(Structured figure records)
** start **
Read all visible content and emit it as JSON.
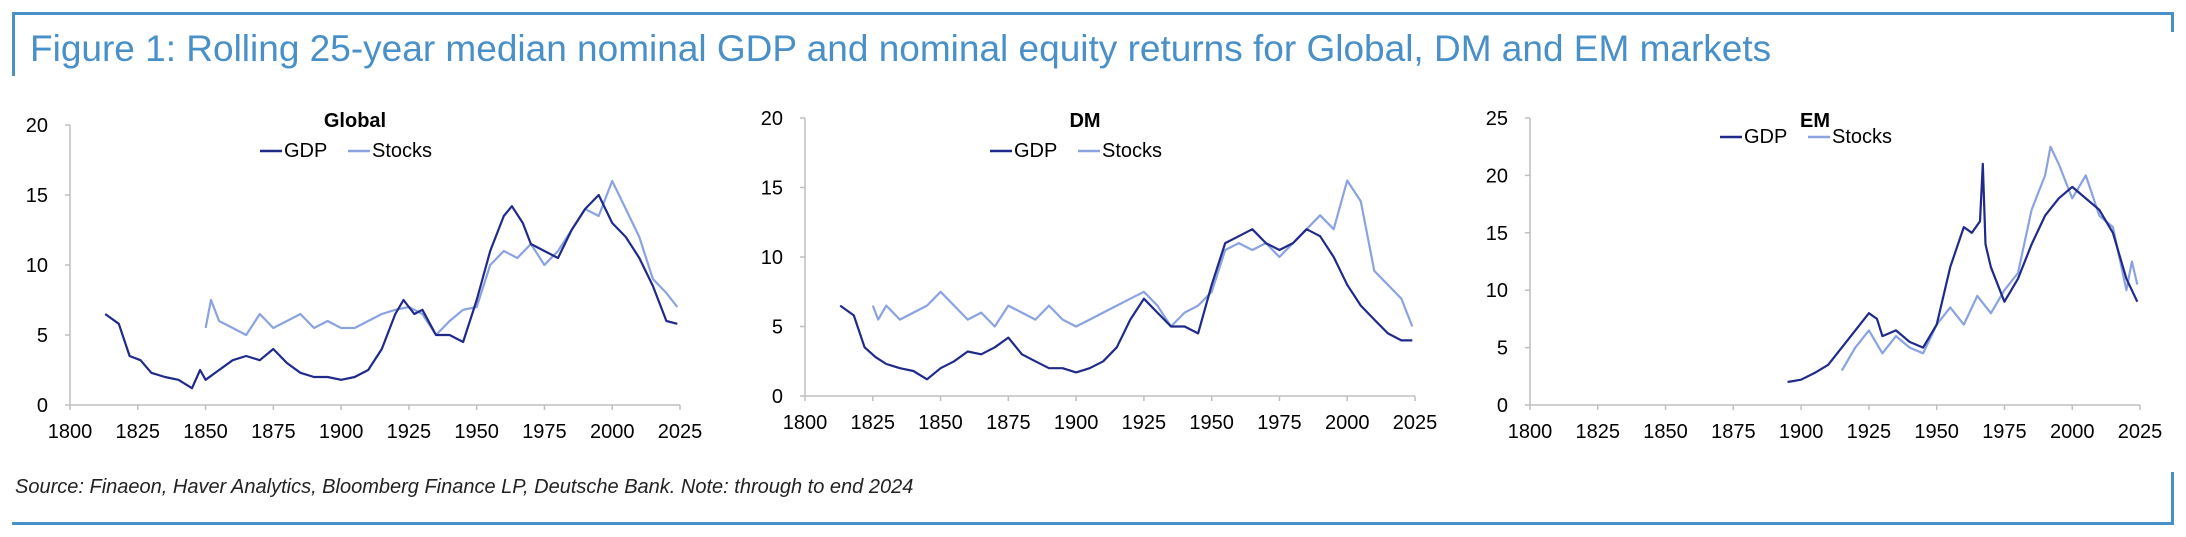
{
  "title": "Figure 1: Rolling 25-year median nominal GDP and nominal equity returns for Global, DM and EM markets",
  "source": "Source: Finaeon, Haver Analytics, Bloomberg Finance LP, Deutsche Bank. Note: through to end 2024",
  "colors": {
    "frame": "#4a90c8",
    "gdp": "#1f2a8a",
    "stocks": "#8aa3e0",
    "axis": "#bfbfbf",
    "text": "#000000"
  },
  "chart_data": [
    {
      "type": "line",
      "title": "Global",
      "legend": [
        "GDP",
        "Stocks"
      ],
      "xlim": [
        1800,
        2025
      ],
      "xticks": [
        "1800",
        "1825",
        "1850",
        "1875",
        "1900",
        "1925",
        "1950",
        "1975",
        "2000",
        "2025"
      ],
      "ylim": [
        0,
        20
      ],
      "yticks": [
        "0",
        "5",
        "10",
        "15",
        "20"
      ],
      "series": [
        {
          "name": "GDP",
          "x": [
            1813,
            1818,
            1822,
            1826,
            1830,
            1835,
            1840,
            1845,
            1848,
            1850,
            1855,
            1860,
            1865,
            1870,
            1875,
            1880,
            1885,
            1890,
            1895,
            1900,
            1905,
            1910,
            1915,
            1920,
            1923,
            1927,
            1930,
            1935,
            1940,
            1945,
            1950,
            1955,
            1960,
            1963,
            1967,
            1970,
            1975,
            1980,
            1985,
            1990,
            1995,
            2000,
            2005,
            2010,
            2015,
            2020,
            2024
          ],
          "values": [
            6.5,
            5.8,
            3.5,
            3.2,
            2.3,
            2.0,
            1.8,
            1.2,
            2.5,
            1.8,
            2.5,
            3.2,
            3.5,
            3.2,
            4.0,
            3.0,
            2.3,
            2.0,
            2.0,
            1.8,
            2.0,
            2.5,
            4.0,
            6.5,
            7.5,
            6.5,
            6.8,
            5.0,
            5.0,
            4.5,
            7.5,
            11.0,
            13.5,
            14.2,
            13.0,
            11.5,
            11.0,
            10.5,
            12.5,
            14.0,
            15.0,
            13.0,
            12.0,
            10.5,
            8.5,
            6.0,
            5.8
          ]
        },
        {
          "name": "Stocks",
          "x": [
            1850,
            1852,
            1855,
            1860,
            1865,
            1870,
            1875,
            1880,
            1885,
            1890,
            1895,
            1900,
            1905,
            1910,
            1915,
            1920,
            1925,
            1930,
            1935,
            1940,
            1945,
            1950,
            1955,
            1960,
            1965,
            1970,
            1975,
            1980,
            1985,
            1990,
            1995,
            2000,
            2005,
            2010,
            2015,
            2020,
            2024
          ],
          "values": [
            5.5,
            7.5,
            6.0,
            5.5,
            5.0,
            6.5,
            5.5,
            6.0,
            6.5,
            5.5,
            6.0,
            5.5,
            5.5,
            6.0,
            6.5,
            6.8,
            7.0,
            6.5,
            5.0,
            6.0,
            6.8,
            7.0,
            10.0,
            11.0,
            10.5,
            11.5,
            10.0,
            11.0,
            12.5,
            14.0,
            13.5,
            16.0,
            14.0,
            12.0,
            9.0,
            8.0,
            7.0
          ]
        }
      ]
    },
    {
      "type": "line",
      "title": "DM",
      "legend": [
        "GDP",
        "Stocks"
      ],
      "xlim": [
        1800,
        2025
      ],
      "xticks": [
        "1800",
        "1825",
        "1850",
        "1875",
        "1900",
        "1925",
        "1950",
        "1975",
        "2000",
        "2025"
      ],
      "ylim": [
        0,
        20
      ],
      "yticks": [
        "0",
        "5",
        "10",
        "15",
        "20"
      ],
      "series": [
        {
          "name": "GDP",
          "x": [
            1813,
            1818,
            1822,
            1826,
            1830,
            1835,
            1840,
            1845,
            1850,
            1855,
            1860,
            1865,
            1870,
            1875,
            1880,
            1885,
            1890,
            1895,
            1900,
            1905,
            1910,
            1915,
            1920,
            1925,
            1930,
            1935,
            1940,
            1945,
            1950,
            1955,
            1960,
            1965,
            1970,
            1975,
            1980,
            1985,
            1990,
            1995,
            2000,
            2005,
            2010,
            2015,
            2020,
            2024
          ],
          "values": [
            6.5,
            5.8,
            3.5,
            2.8,
            2.3,
            2.0,
            1.8,
            1.2,
            2.0,
            2.5,
            3.2,
            3.0,
            3.5,
            4.2,
            3.0,
            2.5,
            2.0,
            2.0,
            1.7,
            2.0,
            2.5,
            3.5,
            5.5,
            7.0,
            6.0,
            5.0,
            5.0,
            4.5,
            8.0,
            11.0,
            11.5,
            12.0,
            11.0,
            10.5,
            11.0,
            12.0,
            11.5,
            10.0,
            8.0,
            6.5,
            5.5,
            4.5,
            4.0,
            4.0
          ]
        },
        {
          "name": "Stocks",
          "x": [
            1825,
            1827,
            1830,
            1835,
            1840,
            1845,
            1850,
            1855,
            1860,
            1865,
            1870,
            1875,
            1880,
            1885,
            1890,
            1895,
            1900,
            1905,
            1910,
            1915,
            1920,
            1925,
            1930,
            1935,
            1940,
            1945,
            1950,
            1955,
            1960,
            1965,
            1970,
            1975,
            1980,
            1985,
            1990,
            1995,
            2000,
            2005,
            2010,
            2015,
            2020,
            2024
          ],
          "values": [
            6.5,
            5.5,
            6.5,
            5.5,
            6.0,
            6.5,
            7.5,
            6.5,
            5.5,
            6.0,
            5.0,
            6.5,
            6.0,
            5.5,
            6.5,
            5.5,
            5.0,
            5.5,
            6.0,
            6.5,
            7.0,
            7.5,
            6.5,
            5.0,
            6.0,
            6.5,
            7.5,
            10.5,
            11.0,
            10.5,
            11.0,
            10.0,
            11.0,
            12.0,
            13.0,
            12.0,
            15.5,
            14.0,
            9.0,
            8.0,
            7.0,
            5.0
          ]
        }
      ]
    },
    {
      "type": "line",
      "title": "EM",
      "legend": [
        "GDP",
        "Stocks"
      ],
      "xlim": [
        1800,
        2025
      ],
      "xticks": [
        "1800",
        "1825",
        "1850",
        "1875",
        "1900",
        "1925",
        "1950",
        "1975",
        "2000",
        "2025"
      ],
      "ylim": [
        0,
        25
      ],
      "yticks": [
        "0",
        "5",
        "10",
        "15",
        "20",
        "25"
      ],
      "series": [
        {
          "name": "GDP",
          "x": [
            1895,
            1900,
            1905,
            1910,
            1915,
            1920,
            1925,
            1928,
            1930,
            1935,
            1940,
            1945,
            1950,
            1955,
            1960,
            1963,
            1966,
            1967,
            1968,
            1970,
            1975,
            1980,
            1985,
            1990,
            1995,
            2000,
            2005,
            2010,
            2015,
            2020,
            2024
          ],
          "values": [
            2.0,
            2.2,
            2.8,
            3.5,
            5.0,
            6.5,
            8.0,
            7.5,
            6.0,
            6.5,
            5.5,
            5.0,
            7.0,
            12.0,
            15.5,
            15.0,
            16.0,
            21.0,
            14.0,
            12.0,
            9.0,
            11.0,
            14.0,
            16.5,
            18.0,
            19.0,
            18.0,
            17.0,
            15.0,
            11.0,
            9.0
          ]
        },
        {
          "name": "Stocks",
          "x": [
            1915,
            1920,
            1925,
            1930,
            1935,
            1940,
            1945,
            1950,
            1955,
            1960,
            1965,
            1970,
            1975,
            1980,
            1985,
            1990,
            1992,
            1995,
            2000,
            2005,
            2010,
            2015,
            2020,
            2022,
            2024
          ],
          "values": [
            3.0,
            5.0,
            6.5,
            4.5,
            6.0,
            5.0,
            4.5,
            7.0,
            8.5,
            7.0,
            9.5,
            8.0,
            10.0,
            11.5,
            17.0,
            20.0,
            22.5,
            21.0,
            18.0,
            20.0,
            16.5,
            15.5,
            10.0,
            12.5,
            10.5
          ]
        }
      ]
    }
  ]
}
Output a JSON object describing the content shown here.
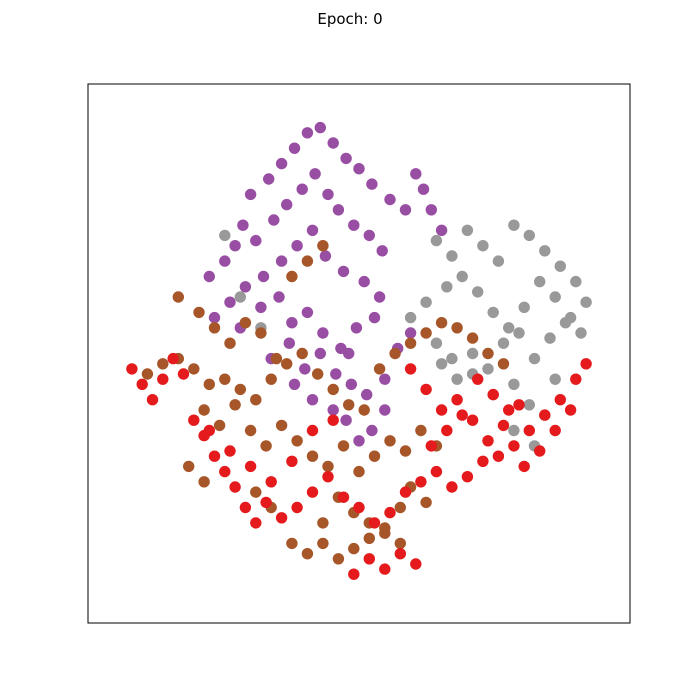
{
  "chart_data": {
    "type": "scatter",
    "title": "Epoch: 0",
    "xlabel": "",
    "ylabel": "",
    "xlim": [
      -1.05,
      1.05
    ],
    "ylim": [
      -1.05,
      1.05
    ],
    "ticks_visible": false,
    "grid": false,
    "legend": "none",
    "point_radius": 0.022,
    "series": [
      {
        "color": "#984ea3",
        "x": [
          -0.42,
          -0.35,
          -0.3,
          -0.25,
          -0.2,
          -0.15,
          -0.1,
          -0.05,
          0.0,
          0.05,
          0.12,
          0.18,
          0.22,
          -0.45,
          -0.48,
          -0.52,
          -0.4,
          -0.33,
          -0.28,
          -0.22,
          -0.17,
          -0.12,
          -0.08,
          -0.02,
          0.04,
          0.09,
          -0.37,
          -0.3,
          -0.24,
          -0.18,
          -0.13,
          -0.06,
          0.02,
          0.08,
          -0.44,
          -0.5,
          -0.56,
          -0.38,
          -0.31,
          -0.26,
          -0.2,
          -0.14,
          -0.07,
          -0.01,
          0.06,
          -0.34,
          -0.27,
          -0.21,
          -0.15,
          -0.09,
          -0.03,
          0.03,
          0.1,
          0.15,
          0.2,
          -0.05,
          0.0,
          0.05,
          0.1,
          0.25,
          0.28,
          0.32,
          -0.58,
          -0.46,
          -0.25,
          -0.18,
          -0.1,
          -0.04
        ],
        "y": [
          0.62,
          0.68,
          0.74,
          0.8,
          0.86,
          0.88,
          0.82,
          0.76,
          0.72,
          0.66,
          0.6,
          0.56,
          0.7,
          0.5,
          0.42,
          0.36,
          0.44,
          0.52,
          0.58,
          0.64,
          0.7,
          0.62,
          0.56,
          0.5,
          0.46,
          0.4,
          0.3,
          0.36,
          0.42,
          0.48,
          0.38,
          0.32,
          0.28,
          0.22,
          0.26,
          0.2,
          0.14,
          0.18,
          0.22,
          0.12,
          0.16,
          0.08,
          0.02,
          0.1,
          0.14,
          -0.02,
          0.04,
          -0.06,
          0.0,
          -0.08,
          -0.12,
          -0.16,
          -0.1,
          0.02,
          0.08,
          -0.26,
          -0.34,
          -0.3,
          -0.22,
          0.64,
          0.56,
          0.48,
          0.3,
          0.1,
          -0.12,
          -0.18,
          -0.22,
          0.0
        ]
      },
      {
        "color": "#999999",
        "x": [
          0.3,
          0.36,
          0.42,
          0.48,
          0.54,
          0.6,
          0.66,
          0.72,
          0.78,
          0.84,
          0.88,
          0.82,
          0.76,
          0.7,
          0.64,
          0.58,
          0.52,
          0.46,
          0.4,
          0.34,
          0.44,
          0.5,
          0.56,
          0.62,
          0.68,
          0.74,
          0.8,
          0.86,
          0.6,
          0.66,
          0.72,
          0.38,
          0.32,
          0.26,
          0.2,
          -0.52,
          -0.46,
          -0.38,
          0.3,
          0.36,
          0.44,
          0.52,
          0.6,
          0.68,
          0.76
        ],
        "y": [
          0.44,
          0.38,
          0.48,
          0.42,
          0.36,
          0.5,
          0.46,
          0.4,
          0.34,
          0.28,
          0.2,
          0.14,
          0.22,
          0.28,
          0.18,
          0.1,
          0.16,
          0.24,
          0.3,
          0.26,
          0.0,
          -0.06,
          0.04,
          0.08,
          -0.02,
          0.06,
          0.12,
          0.08,
          -0.12,
          -0.2,
          -0.24,
          -0.1,
          -0.04,
          0.2,
          0.14,
          0.46,
          0.22,
          0.1,
          0.04,
          -0.02,
          -0.08,
          -0.16,
          -0.3,
          -0.36,
          -0.1
        ]
      },
      {
        "color": "#a65628",
        "x": [
          -0.82,
          -0.76,
          -0.7,
          -0.64,
          -0.58,
          -0.52,
          -0.46,
          -0.4,
          -0.34,
          -0.28,
          -0.22,
          -0.16,
          -0.1,
          -0.04,
          0.02,
          0.08,
          0.14,
          0.2,
          0.26,
          0.32,
          0.38,
          0.44,
          0.5,
          0.56,
          -0.6,
          -0.54,
          -0.48,
          -0.42,
          -0.36,
          -0.3,
          -0.24,
          -0.18,
          -0.12,
          -0.06,
          0.0,
          0.06,
          0.12,
          0.18,
          0.24,
          0.3,
          -0.7,
          -0.62,
          -0.56,
          -0.5,
          -0.44,
          -0.38,
          -0.32,
          -0.26,
          -0.2,
          -0.14,
          -0.08,
          -0.02,
          0.04,
          0.1,
          0.16,
          -0.66,
          -0.6,
          -0.4,
          -0.34,
          -0.14,
          0.2,
          0.26,
          -0.26,
          -0.2,
          -0.14,
          -0.08,
          -0.02,
          0.04,
          0.1,
          0.16
        ],
        "y": [
          -0.08,
          -0.04,
          -0.02,
          -0.06,
          -0.12,
          -0.1,
          -0.14,
          -0.18,
          -0.1,
          -0.04,
          0.0,
          -0.08,
          -0.14,
          -0.2,
          -0.22,
          -0.06,
          0.0,
          0.04,
          0.08,
          0.12,
          0.1,
          0.06,
          0.0,
          -0.04,
          -0.22,
          -0.28,
          -0.2,
          -0.3,
          -0.36,
          -0.28,
          -0.34,
          -0.4,
          -0.44,
          -0.36,
          -0.46,
          -0.4,
          -0.34,
          -0.38,
          -0.3,
          -0.36,
          0.22,
          0.16,
          0.1,
          0.04,
          0.12,
          0.08,
          -0.02,
          0.3,
          0.36,
          0.42,
          -0.56,
          -0.62,
          -0.66,
          -0.7,
          -0.6,
          -0.44,
          -0.5,
          -0.54,
          -0.6,
          -0.66,
          -0.52,
          -0.58,
          -0.74,
          -0.78,
          -0.74,
          -0.8,
          -0.76,
          -0.72,
          -0.68,
          -0.74
        ]
      },
      {
        "color": "#e41a1c",
        "x": [
          -0.88,
          -0.84,
          -0.8,
          -0.76,
          -0.72,
          -0.68,
          -0.64,
          -0.6,
          -0.56,
          -0.52,
          -0.48,
          -0.44,
          -0.4,
          -0.36,
          -0.3,
          -0.24,
          -0.18,
          -0.12,
          -0.06,
          0.0,
          0.06,
          0.12,
          0.18,
          0.24,
          0.3,
          0.36,
          0.42,
          0.48,
          0.54,
          0.6,
          0.66,
          0.72,
          0.78,
          0.84,
          0.88,
          0.82,
          0.76,
          0.7,
          0.64,
          0.58,
          0.52,
          0.46,
          0.4,
          0.34,
          0.28,
          -0.02,
          0.04,
          0.1,
          0.16,
          0.22,
          -0.58,
          -0.5,
          -0.42,
          -0.34,
          -0.26,
          -0.18,
          -0.1,
          0.2,
          0.26,
          0.32,
          0.38,
          0.44,
          0.5,
          0.56,
          0.62
        ],
        "y": [
          -0.06,
          -0.12,
          -0.18,
          -0.1,
          -0.02,
          -0.08,
          -0.26,
          -0.32,
          -0.4,
          -0.46,
          -0.52,
          -0.6,
          -0.66,
          -0.58,
          -0.64,
          -0.6,
          -0.54,
          -0.48,
          -0.56,
          -0.6,
          -0.66,
          -0.62,
          -0.54,
          -0.5,
          -0.46,
          -0.52,
          -0.48,
          -0.42,
          -0.4,
          -0.36,
          -0.3,
          -0.24,
          -0.18,
          -0.1,
          -0.04,
          -0.22,
          -0.3,
          -0.38,
          -0.44,
          -0.22,
          -0.16,
          -0.1,
          -0.24,
          -0.3,
          -0.36,
          -0.86,
          -0.8,
          -0.84,
          -0.78,
          -0.82,
          -0.3,
          -0.38,
          -0.44,
          -0.5,
          -0.42,
          -0.3,
          -0.26,
          -0.06,
          -0.14,
          -0.22,
          -0.18,
          -0.26,
          -0.34,
          -0.28,
          -0.2
        ]
      }
    ]
  }
}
** end **
OBJECTIVE:
In the records above, locate every line with the string "content" and copy it.

THE SOLUTION:
Read all visible content and emit it as JSON.
Output a JSON object describing the content shown here.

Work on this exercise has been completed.